Give back the entire listing verbatim.
──────
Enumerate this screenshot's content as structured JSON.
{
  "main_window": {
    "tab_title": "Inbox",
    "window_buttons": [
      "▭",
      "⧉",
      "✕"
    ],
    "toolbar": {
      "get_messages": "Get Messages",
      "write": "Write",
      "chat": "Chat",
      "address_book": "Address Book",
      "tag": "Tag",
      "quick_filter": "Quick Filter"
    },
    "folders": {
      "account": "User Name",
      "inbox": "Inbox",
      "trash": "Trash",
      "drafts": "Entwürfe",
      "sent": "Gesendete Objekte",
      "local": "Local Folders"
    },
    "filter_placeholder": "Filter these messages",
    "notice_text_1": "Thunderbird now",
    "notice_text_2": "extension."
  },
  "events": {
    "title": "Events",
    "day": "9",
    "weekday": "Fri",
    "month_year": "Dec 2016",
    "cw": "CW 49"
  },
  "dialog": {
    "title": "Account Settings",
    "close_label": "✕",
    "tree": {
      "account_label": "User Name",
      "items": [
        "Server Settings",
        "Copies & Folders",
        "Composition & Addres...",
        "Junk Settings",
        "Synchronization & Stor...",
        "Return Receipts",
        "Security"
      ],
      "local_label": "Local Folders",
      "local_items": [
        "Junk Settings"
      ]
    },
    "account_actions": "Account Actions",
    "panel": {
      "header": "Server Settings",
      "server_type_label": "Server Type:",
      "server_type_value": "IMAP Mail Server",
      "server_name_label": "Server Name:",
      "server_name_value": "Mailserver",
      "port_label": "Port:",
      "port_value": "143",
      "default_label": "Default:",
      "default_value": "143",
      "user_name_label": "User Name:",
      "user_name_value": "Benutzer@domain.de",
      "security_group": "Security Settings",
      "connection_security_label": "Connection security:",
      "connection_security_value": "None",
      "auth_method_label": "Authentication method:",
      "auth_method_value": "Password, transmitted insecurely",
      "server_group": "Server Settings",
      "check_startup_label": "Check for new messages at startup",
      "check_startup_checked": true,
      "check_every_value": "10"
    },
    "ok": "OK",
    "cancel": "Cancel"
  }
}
──────
== In response ==
Enumerate this screenshot's content as structured JSON.
{
  "main_window": {
    "tab_title": "Inbox",
    "window_buttons": [
      "▭",
      "⧉",
      "✕"
    ],
    "toolbar": {
      "get_messages": "Get Messages",
      "write": "Write",
      "chat": "Chat",
      "address_book": "Address Book",
      "tag": "Tag",
      "quick_filter": "Quick Filter"
    },
    "folders": {
      "account": "User Name",
      "inbox": "Inbox",
      "trash": "Trash",
      "drafts": "Entwürfe",
      "sent": "Gesendete Objekte",
      "local": "Local Folders"
    },
    "filter_placeholder": "Filter these messages",
    "notice_text_1": "Thunderbird now",
    "notice_text_2": "extension."
  },
  "events": {
    "title": "Events",
    "day": "9",
    "weekday": "Fri",
    "month_year": "Dec 2016",
    "cw": "CW 49"
  },
  "dialog": {
    "title": "Account Settings",
    "close_label": "✕",
    "tree": {
      "account_label": "User Name",
      "items": [
        "Server Settings",
        "Copies & Folders",
        "Composition & Addres...",
        "Junk Settings",
        "Synchronization & Stor...",
        "Return Receipts",
        "Security"
      ],
      "local_label": "Local Folders",
      "local_items": [
        "Junk Settings"
      ]
    },
    "account_actions": "Account Actions",
    "panel": {
      "header": "Server Settings",
      "server_type_label": "Server Type:",
      "server_type_value": "IMAP Mail Server",
      "server_name_label": "Server Name:",
      "server_name_value": "Mailserver",
      "port_label": "Port:",
      "port_value": "143",
      "default_label": "Default:",
      "default_value": "143",
      "user_name_label": "User Name:",
      "user_name_value": "Benutzer@domain.de",
      "security_group": "Security Settings",
      "connection_security_label": "Connection security:",
      "connection_security_value": "None",
      "auth_method_label": "Authentication method:",
      "auth_method_value": "Password, transmitted insecurely",
      "server_group": "Server Settings",
      "check_startup_label": "Check for new messages at startup",
      "check_startup_checked": true,
      "check_every_value": "10"
    },
    "ok": "OK",
    "cancel": "Cancel"
  }
}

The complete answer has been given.